• **EXERCISE MATERIAL**

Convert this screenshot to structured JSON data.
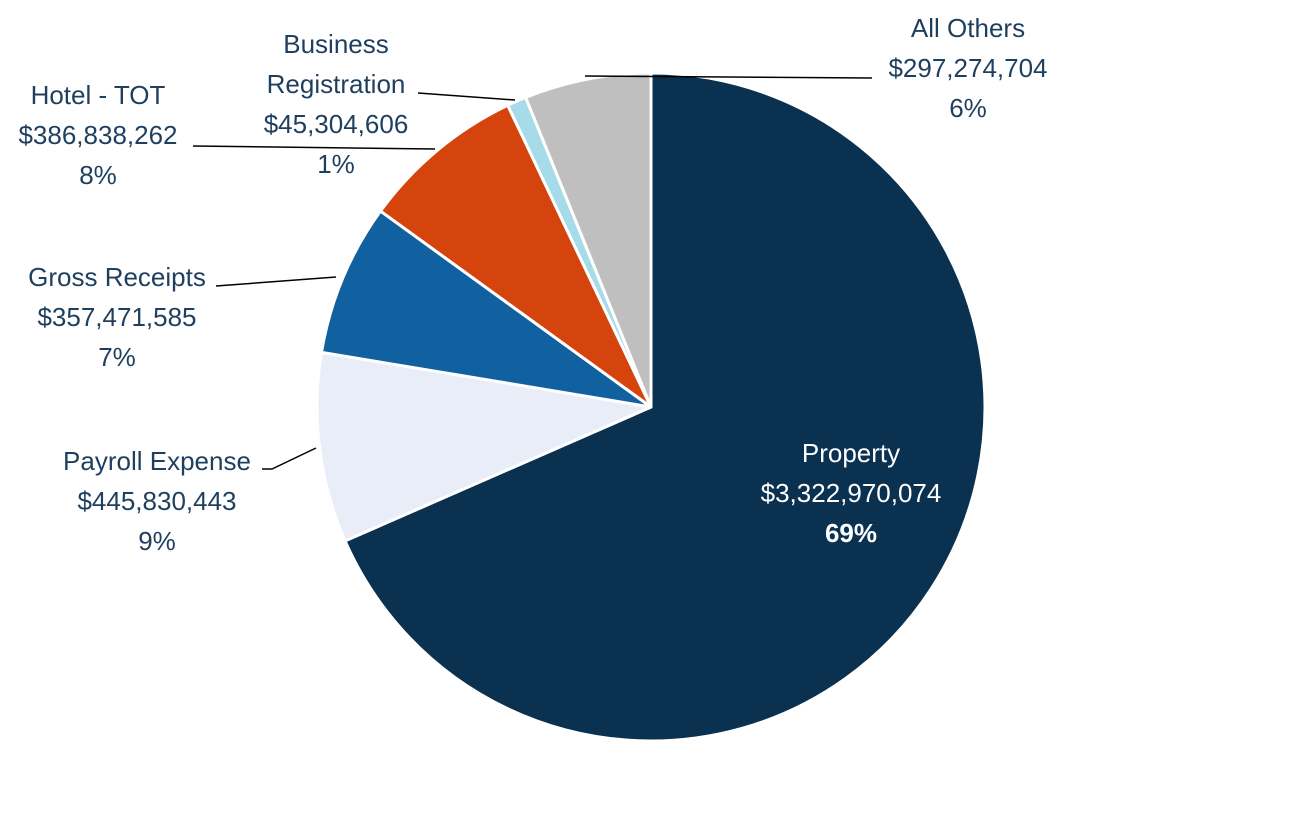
{
  "chart_data": {
    "type": "pie",
    "title": "",
    "start_angle_deg": 0,
    "direction": "clockwise",
    "series": [
      {
        "name": "Property",
        "value": 3322970074,
        "value_label": "$3,322,970,074",
        "percent_label": "69%",
        "color": "#0A3150",
        "label_color": "#FFFFFF"
      },
      {
        "name": "Payroll Expense",
        "value": 445830443,
        "value_label": "$445,830,443",
        "percent_label": "9%",
        "color": "#E8EDF7",
        "label_color": "#1F3F5F"
      },
      {
        "name": "Gross Receipts",
        "value": 357471585,
        "value_label": "$357,471,585",
        "percent_label": "7%",
        "color": "#1161A0",
        "label_color": "#1F3F5F"
      },
      {
        "name": "Hotel - TOT",
        "value": 386838262,
        "value_label": "$386,838,262",
        "percent_label": "8%",
        "color": "#D4440C",
        "label_color": "#1F3F5F"
      },
      {
        "name": "Business Registration",
        "value": 45304606,
        "value_label": "$45,304,606",
        "percent_label": "1%",
        "color": "#A6DCE9",
        "label_color": "#1F3F5F"
      },
      {
        "name": "All Others",
        "value": 297274704,
        "value_label": "$297,274,704",
        "percent_label": "6%",
        "color": "#BFBFBF",
        "label_color": "#1F3F5F"
      }
    ]
  }
}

• **WRITTEN PROBLEM**
Going through the records above, state how many lines carry "name", with no other text.

• **RESULT FOR THIS TASK**
6